WHAT YOU SHOULD DO> Repeat every line exactly, keeping the pictures out of the copy.

DATA SUPPLIED>

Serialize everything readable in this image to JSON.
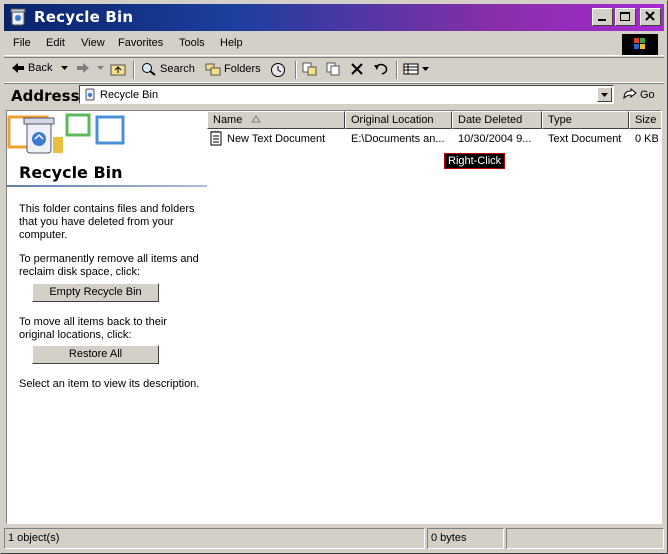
{
  "window": {
    "title": "Recycle Bin"
  },
  "menu": [
    "File",
    "Edit",
    "View",
    "Favorites",
    "Tools",
    "Help"
  ],
  "toolbar": {
    "back": "Back",
    "search": "Search",
    "folders": "Folders"
  },
  "address": {
    "label": "Address",
    "value": "Recycle Bin",
    "go": "Go"
  },
  "side": {
    "title": "Recycle Bin",
    "intro": "This folder contains files and folders that you have deleted from your computer.",
    "empty_text": "To permanently remove all items and reclaim disk space, click:",
    "empty_button": "Empty Recycle Bin",
    "restore_text": "To move all items back to their original locations, click:",
    "restore_button": "Restore All",
    "hint": "Select an item to view its description."
  },
  "columns": [
    "Name",
    "Original Location",
    "Date Deleted",
    "Type",
    "Size"
  ],
  "rows": [
    {
      "name": "New Text Document",
      "location": "E:\\Documents an...",
      "date": "10/30/2004 9...",
      "type": "Text Document",
      "size": "0 KB"
    }
  ],
  "annotation": "Right-Click",
  "status": {
    "objects": "1 object(s)",
    "bytes": "0 bytes"
  },
  "colors": {
    "title_start": "#0a246a",
    "title_end": "#a52bd2",
    "face": "#d4d0c8",
    "callout_border": "#c00000"
  }
}
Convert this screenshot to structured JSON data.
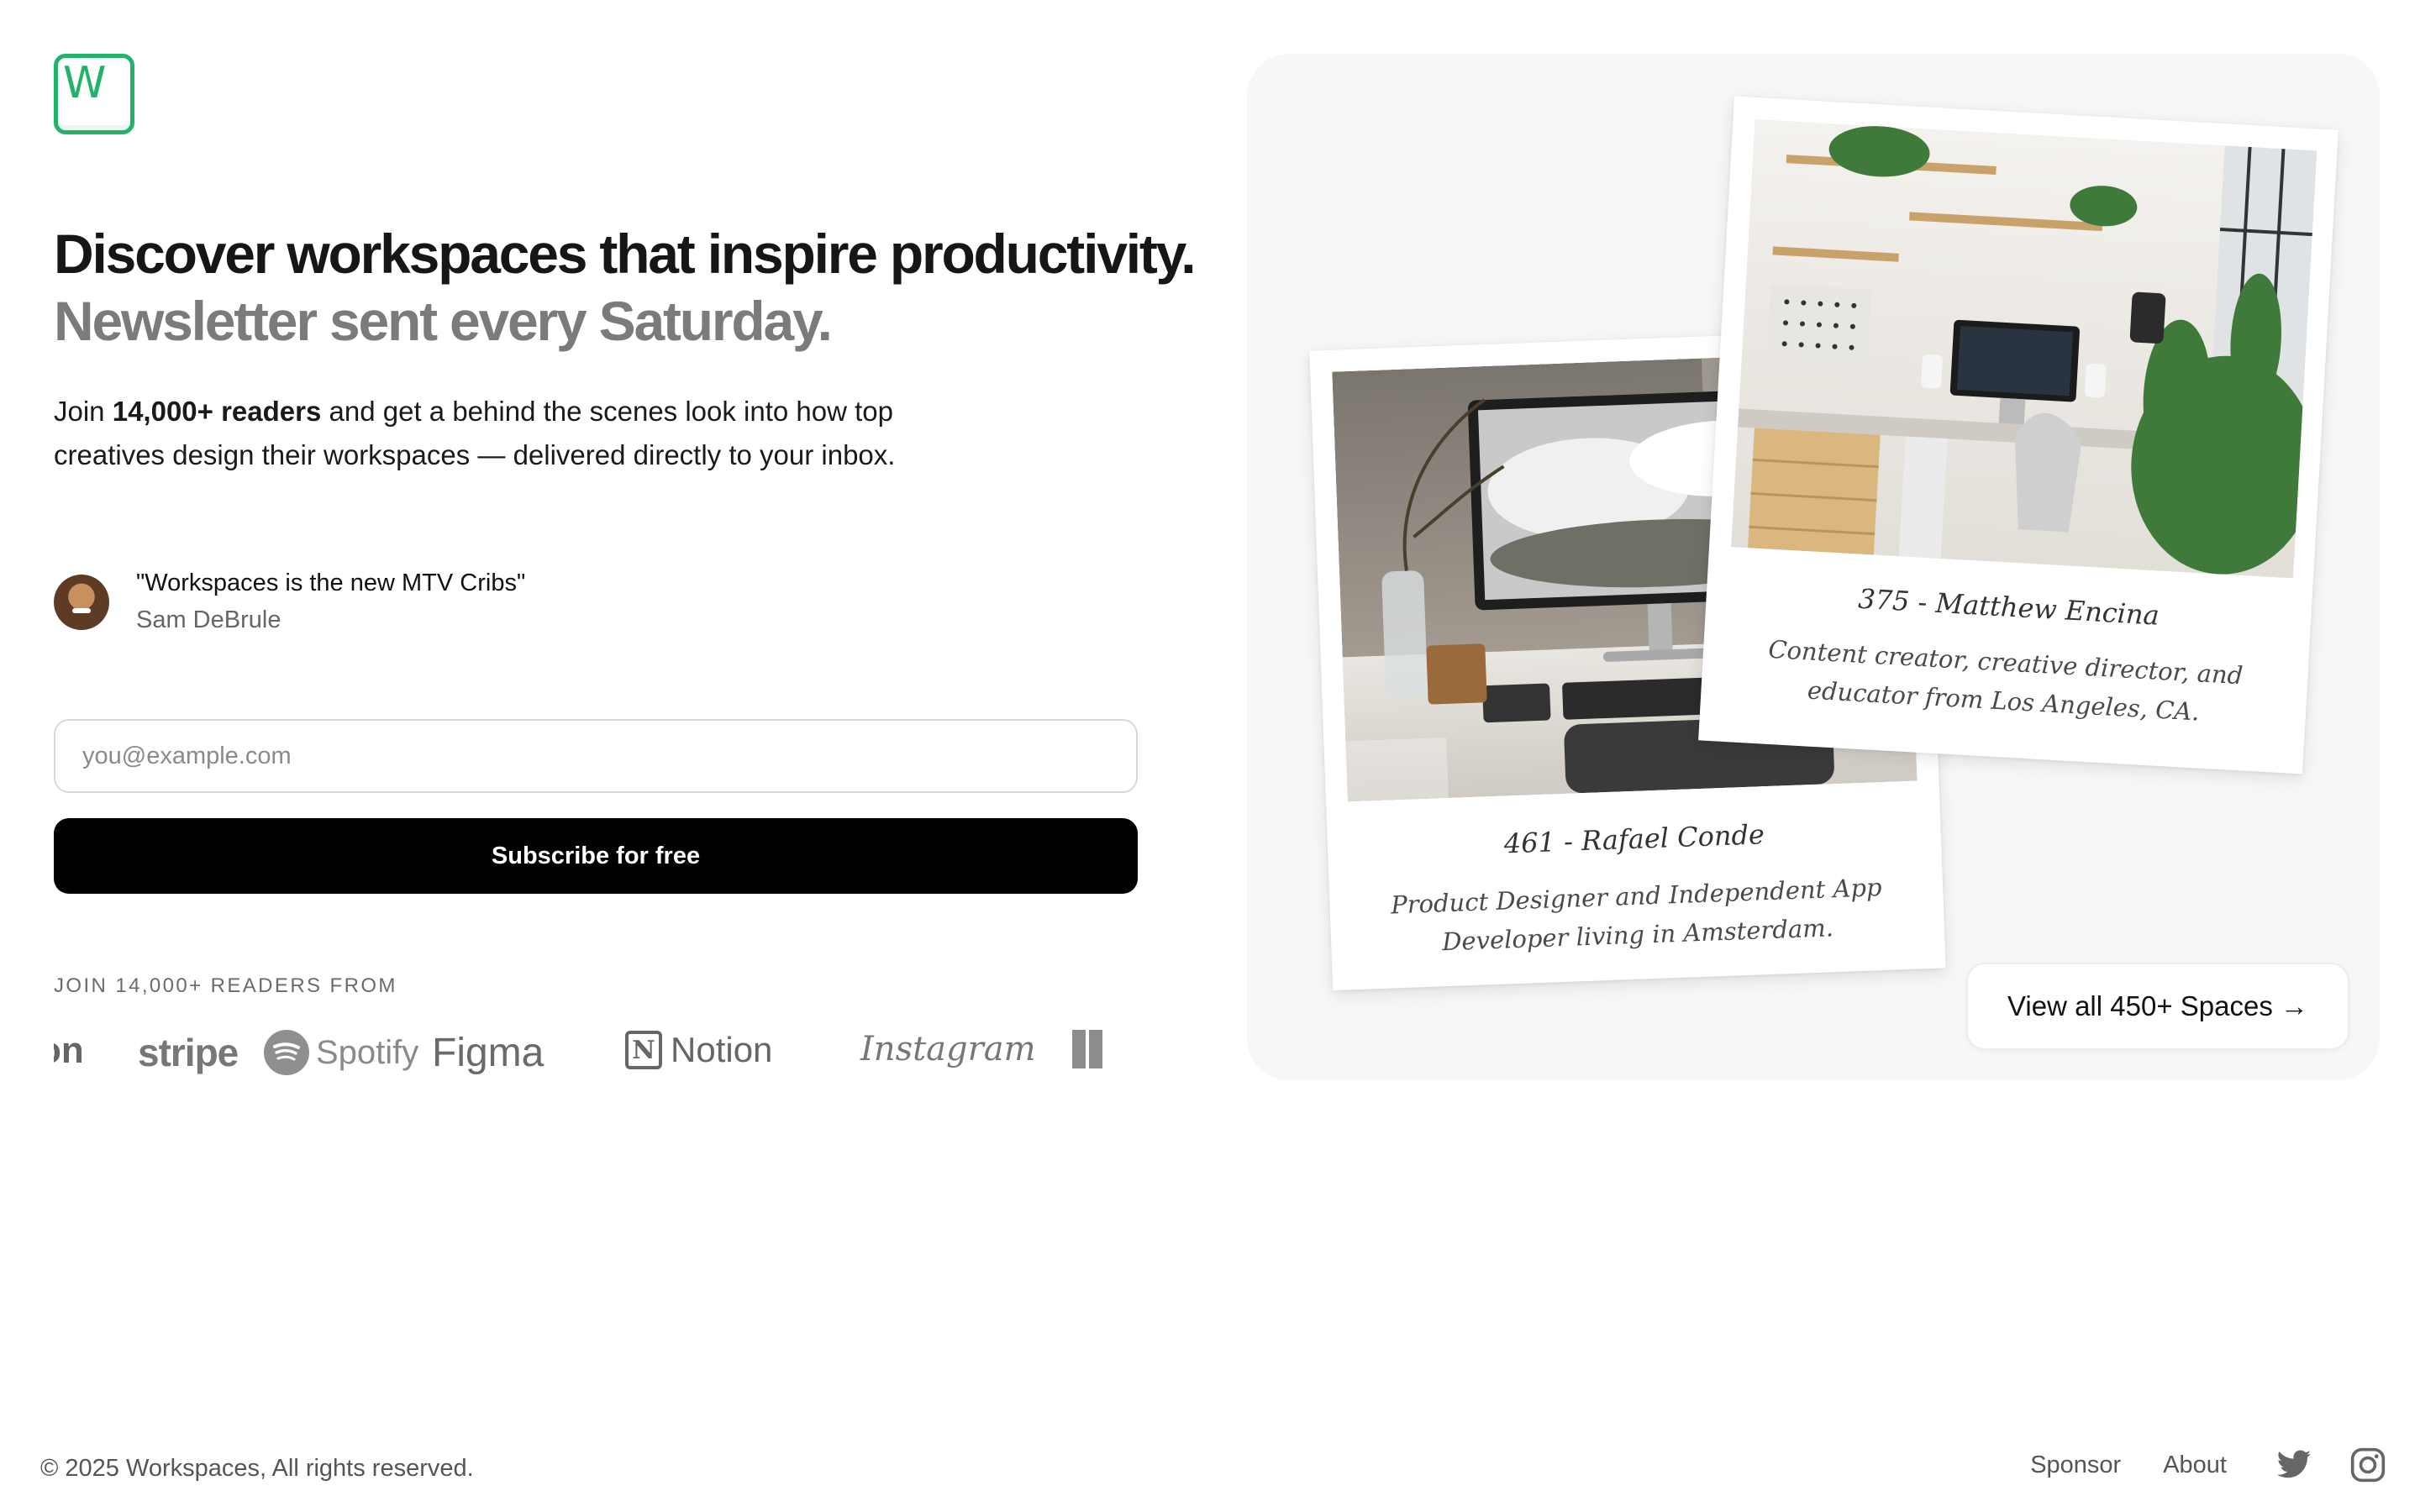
{
  "brand": {
    "logo_letter": "W",
    "accent_color": "#22b36a"
  },
  "hero": {
    "headline": "Discover workspaces that inspire productivity.",
    "subheadline": "Newsletter sent every Saturday.",
    "intro_before": "Join ",
    "intro_bold": "14,000+ readers",
    "intro_after": " and get a behind the scenes look into how top creatives design their workspaces — delivered directly to your inbox."
  },
  "testimonial": {
    "quote": "\"Workspaces is the new MTV Cribs\"",
    "author": "Sam DeBrule"
  },
  "form": {
    "email_placeholder": "you@example.com",
    "email_value": "",
    "subscribe_label": "Subscribe for free"
  },
  "readers": {
    "caption": "JOIN 14,000+ READERS FROM",
    "logos": [
      "zon",
      "stripe",
      "Spotify",
      "Figma",
      "Notion",
      "Instagram"
    ]
  },
  "showcase": {
    "cards": [
      {
        "name": "461 - Rafael Conde",
        "description": "Product Designer and Independent App Developer living in Amsterdam."
      },
      {
        "name": "375 - Matthew Encina",
        "description": "Content creator, creative director, and educator from Los Angeles, CA."
      }
    ],
    "view_all_label": "View all 450+ Spaces →"
  },
  "footer": {
    "copyright": "© 2025 Workspaces, All rights reserved.",
    "links": [
      "Sponsor",
      "About"
    ],
    "social": [
      "twitter-icon",
      "instagram-icon"
    ]
  }
}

TASK RESULT>
Serialize everything readable in this image to JSON.
{
  "window": {
    "title": "Recycle Bin"
  },
  "menu": [
    "File",
    "Edit",
    "View",
    "Favorites",
    "Tools",
    "Help"
  ],
  "toolbar": {
    "back": "Back",
    "search": "Search",
    "folders": "Folders"
  },
  "address": {
    "label": "Address",
    "value": "Recycle Bin",
    "go": "Go"
  },
  "side": {
    "title": "Recycle Bin",
    "intro": "This folder contains files and folders that you have deleted from your computer.",
    "empty_text": "To permanently remove all items and reclaim disk space, click:",
    "empty_button": "Empty Recycle Bin",
    "restore_text": "To move all items back to their original locations, click:",
    "restore_button": "Restore All",
    "hint": "Select an item to view its description."
  },
  "columns": [
    "Name",
    "Original Location",
    "Date Deleted",
    "Type",
    "Size"
  ],
  "rows": [
    {
      "name": "New Text Document",
      "location": "E:\\Documents an...",
      "date": "10/30/2004 9...",
      "type": "Text Document",
      "size": "0 KB"
    }
  ],
  "annotation": "Right-Click",
  "status": {
    "objects": "1 object(s)",
    "bytes": "0 bytes"
  },
  "colors": {
    "title_start": "#0a246a",
    "title_end": "#a52bd2",
    "face": "#d4d0c8",
    "callout_border": "#c00000"
  }
}
Convert this screenshot to structured JSON data.
{
  "brand": {
    "logo_letter": "W",
    "accent_color": "#22b36a"
  },
  "hero": {
    "headline": "Discover workspaces that inspire productivity.",
    "subheadline": "Newsletter sent every Saturday.",
    "intro_before": "Join ",
    "intro_bold": "14,000+ readers",
    "intro_after": " and get a behind the scenes look into how top creatives design their workspaces — delivered directly to your inbox."
  },
  "testimonial": {
    "quote": "\"Workspaces is the new MTV Cribs\"",
    "author": "Sam DeBrule"
  },
  "form": {
    "email_placeholder": "you@example.com",
    "email_value": "",
    "subscribe_label": "Subscribe for free"
  },
  "readers": {
    "caption": "JOIN 14,000+ READERS FROM",
    "logos": [
      "zon",
      "stripe",
      "Spotify",
      "Figma",
      "Notion",
      "Instagram"
    ]
  },
  "showcase": {
    "cards": [
      {
        "name": "461 - Rafael Conde",
        "description": "Product Designer and Independent App Developer living in Amsterdam."
      },
      {
        "name": "375 - Matthew Encina",
        "description": "Content creator, creative director, and educator from Los Angeles, CA."
      }
    ],
    "view_all_label": "View all 450+ Spaces →"
  },
  "footer": {
    "copyright": "© 2025 Workspaces, All rights reserved.",
    "links": [
      "Sponsor",
      "About"
    ],
    "social": [
      "twitter-icon",
      "instagram-icon"
    ]
  }
}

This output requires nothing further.